[start GIVEN RECORDS]

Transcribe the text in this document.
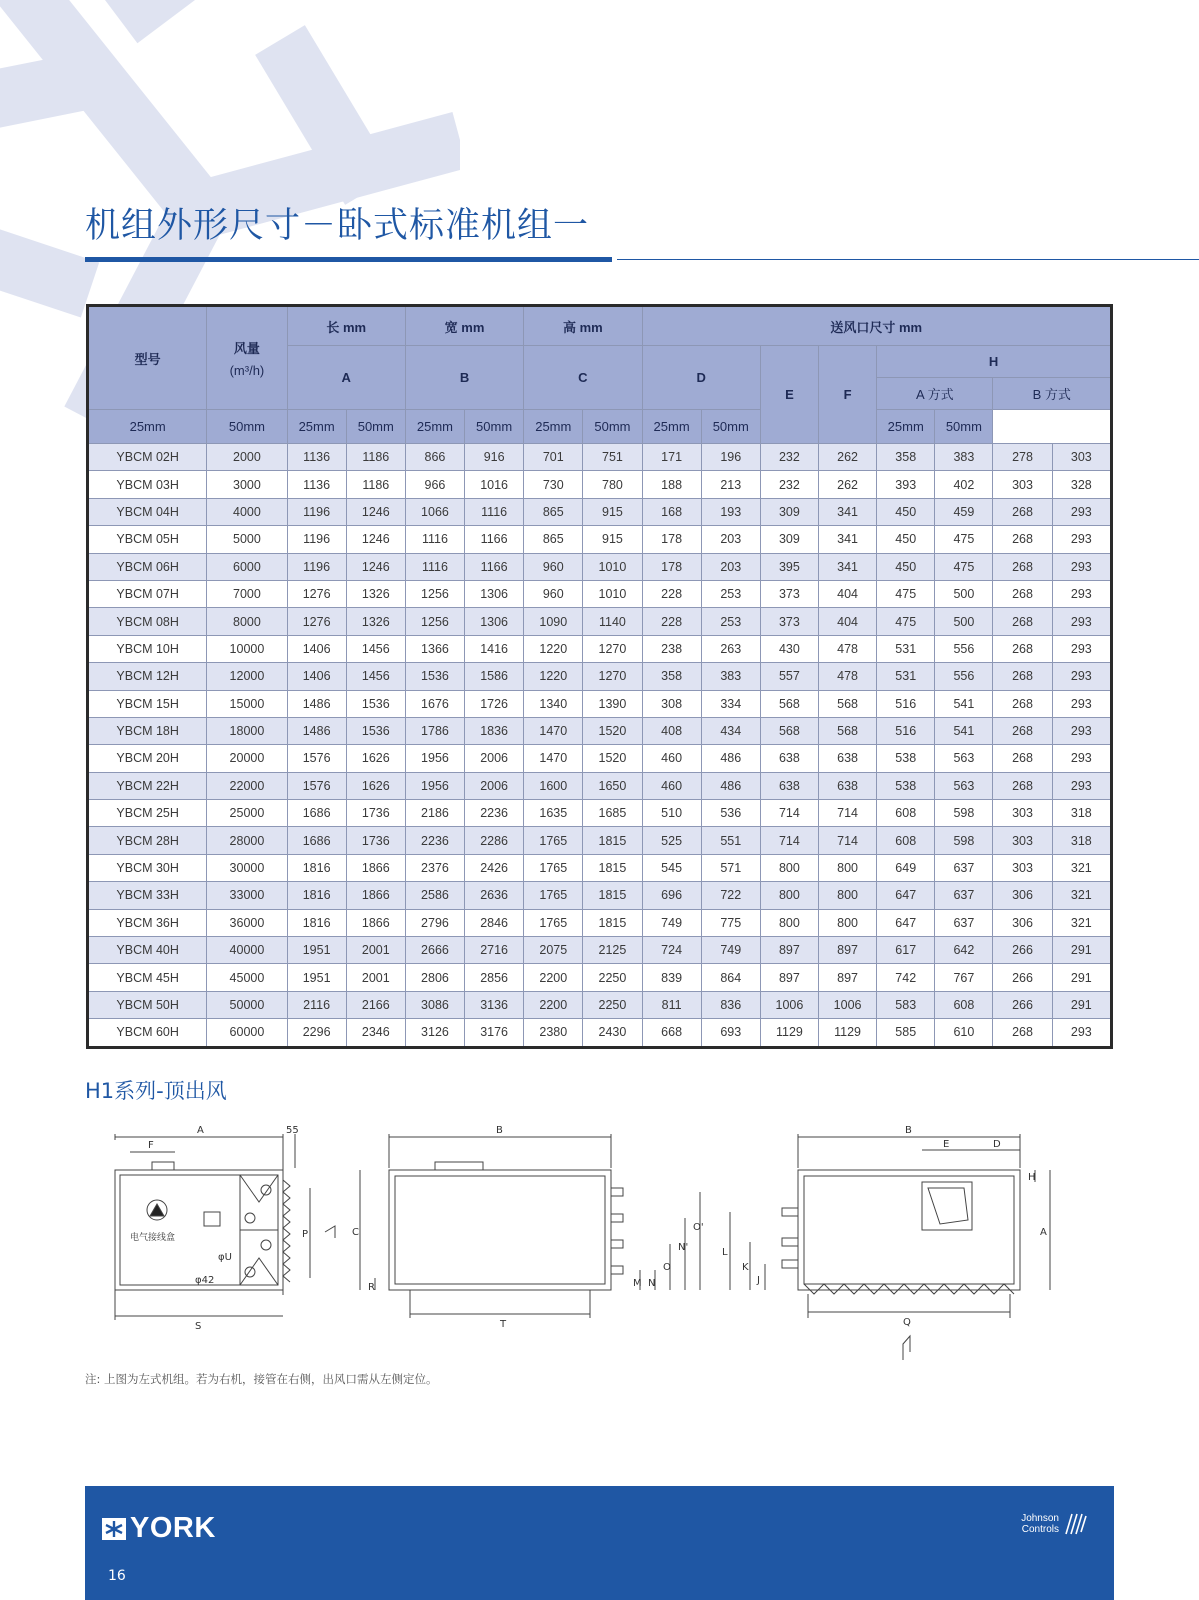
机组外形尺寸－卧式标准机组一
型号	风量
(m³/h)	长 mm		宽 mm		高 mm		送风口尺寸 mm							
		A		B		C		D		E	F	H			
												A 方式		B 方式	
25mm	50mm	25mm	50mm	25mm	50mm	25mm	50mm	25mm	50mm			25mm	50mm		
YBCM 02H	2000	1136	1186	866	916	701	751	171	196	232	262	358	383	278	303
YBCM 03H	3000	1136	1186	966	1016	730	780	188	213	232	262	393	402	303	328
YBCM 04H	4000	1196	1246	1066	1116	865	915	168	193	309	341	450	459	268	293
YBCM 05H	5000	1196	1246	1116	1166	865	915	178	203	309	341	450	475	268	293
YBCM 06H	6000	1196	1246	1116	1166	960	1010	178	203	395	341	450	475	268	293
YBCM 07H	7000	1276	1326	1256	1306	960	1010	228	253	373	404	475	500	268	293
YBCM 08H	8000	1276	1326	1256	1306	1090	1140	228	253	373	404	475	500	268	293
YBCM 10H	10000	1406	1456	1366	1416	1220	1270	238	263	430	478	531	556	268	293
YBCM 12H	12000	1406	1456	1536	1586	1220	1270	358	383	557	478	531	556	268	293
YBCM 15H	15000	1486	1536	1676	1726	1340	1390	308	334	568	568	516	541	268	293
YBCM 18H	18000	1486	1536	1786	1836	1470	1520	408	434	568	568	516	541	268	293
YBCM 20H	20000	1576	1626	1956	2006	1470	1520	460	486	638	638	538	563	268	293
YBCM 22H	22000	1576	1626	1956	2006	1600	1650	460	486	638	638	538	563	268	293
YBCM 25H	25000	1686	1736	2186	2236	1635	1685	510	536	714	714	608	598	303	318
YBCM 28H	28000	1686	1736	2236	2286	1765	1815	525	551	714	714	608	598	303	318
YBCM 30H	30000	1816	1866	2376	2426	1765	1815	545	571	800	800	649	637	303	321
YBCM 33H	33000	1816	1866	2586	2636	1765	1815	696	722	800	800	647	637	306	321
YBCM 36H	36000	1816	1866	2796	2846	1765	1815	749	775	800	800	647	637	306	321
YBCM 40H	40000	1951	2001	2666	2716	2075	2125	724	749	897	897	617	642	266	291
YBCM 45H	45000	1951	2001	2806	2856	2200	2250	839	864	897	897	742	767	266	291
YBCM 50H	50000	2116	2166	3086	3136	2200	2250	811	836	1006	1006	583	608	266	291
YBCM 60H	60000	2296	2346	3126	3176	2380	2430	668	693	1129	1129	585	610	268	293
H1系列-顶出风
A	55
F
电气接线盒
φU
φ42
P
S
B
C
R
T
M N
O
N'
O'
B
E	D
H
A
L
K
J
Q
注: 上图为左式机组。若为右机，接管在右侧，出风口需从左侧定位。
YORK
16
Johnson
Controls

[end GIVEN RECORDS]

▶ **GIVEN INSTRUCTION**: Reproduce the entries above without change, omitting all pictures.

▶ **ANSWER TO THE TASK**:
Transcribe the text in this document.
机组外形尺寸－卧式标准机组一
型号	风量
(m³/h)	长 mm		宽 mm		高 mm		送风口尺寸 mm							
		A		B		C		D		E	F	H			
												A 方式		B 方式	
25mm	50mm	25mm	50mm	25mm	50mm	25mm	50mm	25mm	50mm			25mm	50mm		
YBCM 02H	2000	1136	1186	866	916	701	751	171	196	232	262	358	383	278	303
YBCM 03H	3000	1136	1186	966	1016	730	780	188	213	232	262	393	402	303	328
YBCM 04H	4000	1196	1246	1066	1116	865	915	168	193	309	341	450	459	268	293
YBCM 05H	5000	1196	1246	1116	1166	865	915	178	203	309	341	450	475	268	293
YBCM 06H	6000	1196	1246	1116	1166	960	1010	178	203	395	341	450	475	268	293
YBCM 07H	7000	1276	1326	1256	1306	960	1010	228	253	373	404	475	500	268	293
YBCM 08H	8000	1276	1326	1256	1306	1090	1140	228	253	373	404	475	500	268	293
YBCM 10H	10000	1406	1456	1366	1416	1220	1270	238	263	430	478	531	556	268	293
YBCM 12H	12000	1406	1456	1536	1586	1220	1270	358	383	557	478	531	556	268	293
YBCM 15H	15000	1486	1536	1676	1726	1340	1390	308	334	568	568	516	541	268	293
YBCM 18H	18000	1486	1536	1786	1836	1470	1520	408	434	568	568	516	541	268	293
YBCM 20H	20000	1576	1626	1956	2006	1470	1520	460	486	638	638	538	563	268	293
YBCM 22H	22000	1576	1626	1956	2006	1600	1650	460	486	638	638	538	563	268	293
YBCM 25H	25000	1686	1736	2186	2236	1635	1685	510	536	714	714	608	598	303	318
YBCM 28H	28000	1686	1736	2236	2286	1765	1815	525	551	714	714	608	598	303	318
YBCM 30H	30000	1816	1866	2376	2426	1765	1815	545	571	800	800	649	637	303	321
YBCM 33H	33000	1816	1866	2586	2636	1765	1815	696	722	800	800	647	637	306	321
YBCM 36H	36000	1816	1866	2796	2846	1765	1815	749	775	800	800	647	637	306	321
YBCM 40H	40000	1951	2001	2666	2716	2075	2125	724	749	897	897	617	642	266	291
YBCM 45H	45000	1951	2001	2806	2856	2200	2250	839	864	897	897	742	767	266	291
YBCM 50H	50000	2116	2166	3086	3136	2200	2250	811	836	1006	1006	583	608	266	291
YBCM 60H	60000	2296	2346	3126	3176	2380	2430	668	693	1129	1129	585	610	268	293
H1系列-顶出风
A	55
F
电气接线盒
φU
φ42
P
S
B
C
R
T
M N
O
N'
O'
B
E	D
H
A
L
K
J
Q
注: 上图为左式机组。若为右机，接管在右侧，出风口需从左侧定位。
YORK
16
Johnson
Controls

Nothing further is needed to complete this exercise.